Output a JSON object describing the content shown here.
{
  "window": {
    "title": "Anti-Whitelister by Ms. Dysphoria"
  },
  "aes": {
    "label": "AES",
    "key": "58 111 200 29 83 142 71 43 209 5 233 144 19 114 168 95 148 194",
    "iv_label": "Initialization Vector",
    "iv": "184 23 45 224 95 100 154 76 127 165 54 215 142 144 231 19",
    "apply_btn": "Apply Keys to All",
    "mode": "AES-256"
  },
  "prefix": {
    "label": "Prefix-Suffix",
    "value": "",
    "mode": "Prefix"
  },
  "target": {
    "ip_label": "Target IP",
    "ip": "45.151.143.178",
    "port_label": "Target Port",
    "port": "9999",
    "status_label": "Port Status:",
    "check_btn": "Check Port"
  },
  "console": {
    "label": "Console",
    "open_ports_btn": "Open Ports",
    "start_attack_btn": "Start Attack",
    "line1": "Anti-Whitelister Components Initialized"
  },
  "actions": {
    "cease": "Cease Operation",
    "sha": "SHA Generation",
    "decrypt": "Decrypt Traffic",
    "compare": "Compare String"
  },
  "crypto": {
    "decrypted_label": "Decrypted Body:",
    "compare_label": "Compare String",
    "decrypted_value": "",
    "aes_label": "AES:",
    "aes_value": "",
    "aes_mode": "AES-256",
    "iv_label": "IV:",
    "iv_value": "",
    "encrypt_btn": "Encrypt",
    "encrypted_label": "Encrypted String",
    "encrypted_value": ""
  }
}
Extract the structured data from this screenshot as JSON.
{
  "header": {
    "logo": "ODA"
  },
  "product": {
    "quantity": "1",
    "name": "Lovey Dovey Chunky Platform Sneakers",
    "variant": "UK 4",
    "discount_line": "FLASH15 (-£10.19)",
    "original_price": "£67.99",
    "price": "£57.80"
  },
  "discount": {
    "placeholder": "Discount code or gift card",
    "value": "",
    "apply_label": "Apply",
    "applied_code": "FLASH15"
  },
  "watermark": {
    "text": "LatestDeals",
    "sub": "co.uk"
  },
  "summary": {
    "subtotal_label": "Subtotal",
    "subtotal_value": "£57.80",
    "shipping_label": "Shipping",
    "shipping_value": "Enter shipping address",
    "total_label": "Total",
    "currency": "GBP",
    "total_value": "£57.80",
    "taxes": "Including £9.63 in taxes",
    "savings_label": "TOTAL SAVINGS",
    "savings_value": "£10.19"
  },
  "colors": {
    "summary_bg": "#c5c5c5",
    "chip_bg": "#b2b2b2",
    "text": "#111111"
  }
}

_____

- Problem statement
Set out the complete listing exactly as shown.

- Written solution
Output a JSON object describing the content shown here.
{
  "window": {
    "title": "Anti-Whitelister by Ms. Dysphoria"
  },
  "aes": {
    "label": "AES",
    "key": "58 111 200 29 83 142 71 43 209 5 233 144 19 114 168 95 148 194",
    "iv_label": "Initialization Vector",
    "iv": "184 23 45 224 95 100 154 76 127 165 54 215 142 144 231 19",
    "apply_btn": "Apply Keys to All",
    "mode": "AES-256"
  },
  "prefix": {
    "label": "Prefix-Suffix",
    "value": "",
    "mode": "Prefix"
  },
  "target": {
    "ip_label": "Target IP",
    "ip": "45.151.143.178",
    "port_label": "Target Port",
    "port": "9999",
    "status_label": "Port Status:",
    "check_btn": "Check Port"
  },
  "console": {
    "label": "Console",
    "open_ports_btn": "Open Ports",
    "start_attack_btn": "Start Attack",
    "line1": "Anti-Whitelister Components Initialized"
  },
  "actions": {
    "cease": "Cease Operation",
    "sha": "SHA Generation",
    "decrypt": "Decrypt Traffic",
    "compare": "Compare String"
  },
  "crypto": {
    "decrypted_label": "Decrypted Body:",
    "compare_label": "Compare String",
    "decrypted_value": "",
    "aes_label": "AES:",
    "aes_value": "",
    "aes_mode": "AES-256",
    "iv_label": "IV:",
    "iv_value": "",
    "encrypt_btn": "Encrypt",
    "encrypted_label": "Encrypted String",
    "encrypted_value": ""
  }
}
Extract the structured data from this screenshot as JSON.
{
  "header": {
    "logo": "ODA"
  },
  "product": {
    "quantity": "1",
    "name": "Lovey Dovey Chunky Platform Sneakers",
    "variant": "UK 4",
    "discount_line": "FLASH15 (-£10.19)",
    "original_price": "£67.99",
    "price": "£57.80"
  },
  "discount": {
    "placeholder": "Discount code or gift card",
    "value": "",
    "apply_label": "Apply",
    "applied_code": "FLASH15"
  },
  "watermark": {
    "text": "LatestDeals",
    "sub": "co.uk"
  },
  "summary": {
    "subtotal_label": "Subtotal",
    "subtotal_value": "£57.80",
    "shipping_label": "Shipping",
    "shipping_value": "Enter shipping address",
    "total_label": "Total",
    "currency": "GBP",
    "total_value": "£57.80",
    "taxes": "Including £9.63 in taxes",
    "savings_label": "TOTAL SAVINGS",
    "savings_value": "£10.19"
  },
  "colors": {
    "summary_bg": "#c5c5c5",
    "chip_bg": "#b2b2b2",
    "text": "#111111"
  }
}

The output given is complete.